Supplied text –
::::::::::

Materials and Methods

  A retrospective database was created using chart review data from all patients with open abdomens (OA) at St. Luke’s Regional Trauma Center (a member of the University of Pennsylvania Trauma Network) from September 2001 to January 2006. The data were abstracted by single investigator and included demographics (age and gender), primary diagnoses at the time of laparotomy, surgical techniques utilized, types of wound closure, complications associated with OA, observed 28-day mortality, and complications involving enteric fistula, abscess, enteric leak, pressure ulceration, and deep venous thrombosis (DVT).

  Calculated parameters included Simplified Acute Physiology Score (SAPS II) and predicted 28-day mortality9; the former was utilized because of its applicability to both traumatic and non-traumatic etiologies and recorded at the time the patient was determined to need OA management. A recent comparison study of six prediction models among patients admitted to the intensive care unit demonstrated that SAPS II provided accurate overall mortality prediction.10

  Resource utilization measurements included hospital length of stay (LOS) starting at the point of initiation of the OA approach to patient discharge or death and time to abdominal closure, as well as procedures per patient and the average number of days between procedures until abdominal closure.

Operative/Procedural Management

  All patients were managed according to a previously published treatment algorithm for OA patients.11 In the immediate postoperative period, all patients underwent NPWT. Two NPWT techniques were commonly employed according to surgeon preference: 1) polyethylene-covered surgical towel with suction drains layered above the towel and covered with an impervious adhesive drape or 2) a commercially prepared sponge device (V.A.C.® System, KCI USA, San Antonio, Tex).

  All patients underwent re-exploration within 6 to 48 hours depending on clinical stability. When possible, a tension-free primary fascial closure was performed at that time – such closure performed within 24 hours of the initial surgery was termed early delayed primary closure (DPC). If patients continued to manifest clinical characteristics that obviated abdominal closure (eg, continued bleeding, bowel or retroperitoneal edema, gross contamination), NPWT was continued. Primary fascial closure within 7 days utilizing NPWT was termed DPC with NPWT.

  Patients using prolonged NPWT (>7 days) were re-evaluated after definitive operative therapy and physiologic restoration was complete.

::::::::::

Record set –
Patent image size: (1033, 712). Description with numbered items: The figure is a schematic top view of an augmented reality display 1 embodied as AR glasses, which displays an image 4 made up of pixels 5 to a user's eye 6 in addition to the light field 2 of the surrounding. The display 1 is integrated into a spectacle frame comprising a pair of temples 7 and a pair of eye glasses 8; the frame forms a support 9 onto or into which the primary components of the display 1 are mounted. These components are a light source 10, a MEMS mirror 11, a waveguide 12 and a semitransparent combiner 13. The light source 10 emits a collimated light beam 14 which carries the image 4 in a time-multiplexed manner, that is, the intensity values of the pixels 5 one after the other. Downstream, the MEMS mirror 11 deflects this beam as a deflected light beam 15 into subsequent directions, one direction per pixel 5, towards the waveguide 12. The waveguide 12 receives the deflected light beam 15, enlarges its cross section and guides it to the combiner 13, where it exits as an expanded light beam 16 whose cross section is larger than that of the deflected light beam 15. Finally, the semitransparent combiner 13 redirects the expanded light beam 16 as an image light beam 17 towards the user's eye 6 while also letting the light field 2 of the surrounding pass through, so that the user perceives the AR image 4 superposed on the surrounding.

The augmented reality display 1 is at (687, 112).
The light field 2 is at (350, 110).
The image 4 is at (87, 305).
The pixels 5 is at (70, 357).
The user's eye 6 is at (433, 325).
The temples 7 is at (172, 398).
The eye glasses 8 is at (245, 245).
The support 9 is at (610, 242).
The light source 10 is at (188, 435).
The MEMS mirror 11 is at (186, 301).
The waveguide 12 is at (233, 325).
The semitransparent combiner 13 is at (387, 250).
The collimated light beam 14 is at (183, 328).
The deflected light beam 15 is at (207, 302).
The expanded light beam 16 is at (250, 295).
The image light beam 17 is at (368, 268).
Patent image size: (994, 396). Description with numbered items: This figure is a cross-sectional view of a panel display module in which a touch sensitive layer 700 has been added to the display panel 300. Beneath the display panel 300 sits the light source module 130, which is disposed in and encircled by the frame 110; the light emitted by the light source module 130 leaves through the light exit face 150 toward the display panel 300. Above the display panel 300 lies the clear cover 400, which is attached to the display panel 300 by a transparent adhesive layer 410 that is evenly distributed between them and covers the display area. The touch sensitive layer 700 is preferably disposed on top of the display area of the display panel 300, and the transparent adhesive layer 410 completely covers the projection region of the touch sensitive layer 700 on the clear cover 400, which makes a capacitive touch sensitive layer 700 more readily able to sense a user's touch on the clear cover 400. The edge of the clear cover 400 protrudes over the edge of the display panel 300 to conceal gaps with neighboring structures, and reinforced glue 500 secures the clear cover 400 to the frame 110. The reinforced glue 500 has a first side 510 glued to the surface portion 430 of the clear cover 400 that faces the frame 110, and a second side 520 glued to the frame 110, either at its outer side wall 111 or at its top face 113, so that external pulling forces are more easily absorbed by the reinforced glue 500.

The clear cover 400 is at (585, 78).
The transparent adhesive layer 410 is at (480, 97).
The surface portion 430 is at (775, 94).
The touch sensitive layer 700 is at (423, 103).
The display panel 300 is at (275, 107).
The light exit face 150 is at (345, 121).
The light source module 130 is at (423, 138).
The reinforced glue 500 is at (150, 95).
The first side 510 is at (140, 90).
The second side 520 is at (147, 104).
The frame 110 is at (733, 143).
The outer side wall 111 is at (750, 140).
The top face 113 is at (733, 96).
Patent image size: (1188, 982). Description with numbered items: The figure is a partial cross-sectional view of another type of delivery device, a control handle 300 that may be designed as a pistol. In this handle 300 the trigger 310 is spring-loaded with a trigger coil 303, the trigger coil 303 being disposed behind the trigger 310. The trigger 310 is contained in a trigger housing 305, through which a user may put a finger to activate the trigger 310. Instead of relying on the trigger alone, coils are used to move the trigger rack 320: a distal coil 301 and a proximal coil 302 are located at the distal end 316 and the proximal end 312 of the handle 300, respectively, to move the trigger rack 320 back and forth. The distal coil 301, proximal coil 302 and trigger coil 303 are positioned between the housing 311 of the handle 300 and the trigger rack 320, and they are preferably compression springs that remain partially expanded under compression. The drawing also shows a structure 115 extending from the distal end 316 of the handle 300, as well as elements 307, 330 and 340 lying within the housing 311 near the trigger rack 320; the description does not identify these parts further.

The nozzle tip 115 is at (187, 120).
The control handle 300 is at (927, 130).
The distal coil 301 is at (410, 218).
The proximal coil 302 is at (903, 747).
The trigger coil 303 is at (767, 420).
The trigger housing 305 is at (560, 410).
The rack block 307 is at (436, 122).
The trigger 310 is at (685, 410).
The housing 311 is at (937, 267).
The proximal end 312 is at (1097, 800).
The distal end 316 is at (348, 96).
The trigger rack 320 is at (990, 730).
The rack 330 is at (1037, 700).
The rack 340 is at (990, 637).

::::::::::

To do –
1. Based on the methods section, why was SAPS II chosen as a calculated parameter? Answer in one to three sentences.
2. Write out the part of the methods section that opens with the words containing "All patients underwent re-exploration" and closes with "restoration was complete.".
3. Answer these about the methods section:
(a) Over what period were the patients' records gathered?
(b) Within what time window did all patients undergo re-exploration?
(c) What was a tension-free primary fascial closure done within 24 hours of the initial surgery called?
Answer from the methods section alone, not from the data.

Per-task answers –
1. SAPS II was used because it applies to both traumatic and non-traumatic etiologies. A recent comparison of six prediction models in intensive care unit patients also showed that SAPS II gave accurate overall mortality prediction.

2.
All patients underwent re-exploration within 6 to 48 hours depending on clinical stability. When possible, a tension-free primary fascial closure was performed at that time – such closure performed within 24 hours of the initial surgery was termed early delayed primary closure (DPC). If patients continued to manifest clinical characteristics that obviated abdominal closure (eg, continued bleeding, bowel or retroperitoneal edema, gross contamination), NPWT was continued. Primary fascial closure within 7 days utilizing NPWT was termed DPC with NPWT.

  Patients using prolonged NPWT (>7 days) were re-evaluated after definitive operative therapy and physiologic restoration was complete.

3.
(a) September 2001 to January 2006.
(b) Within 6 to 48 hours, depending on clinical stability.
(c) Early delayed primary closure (DPC).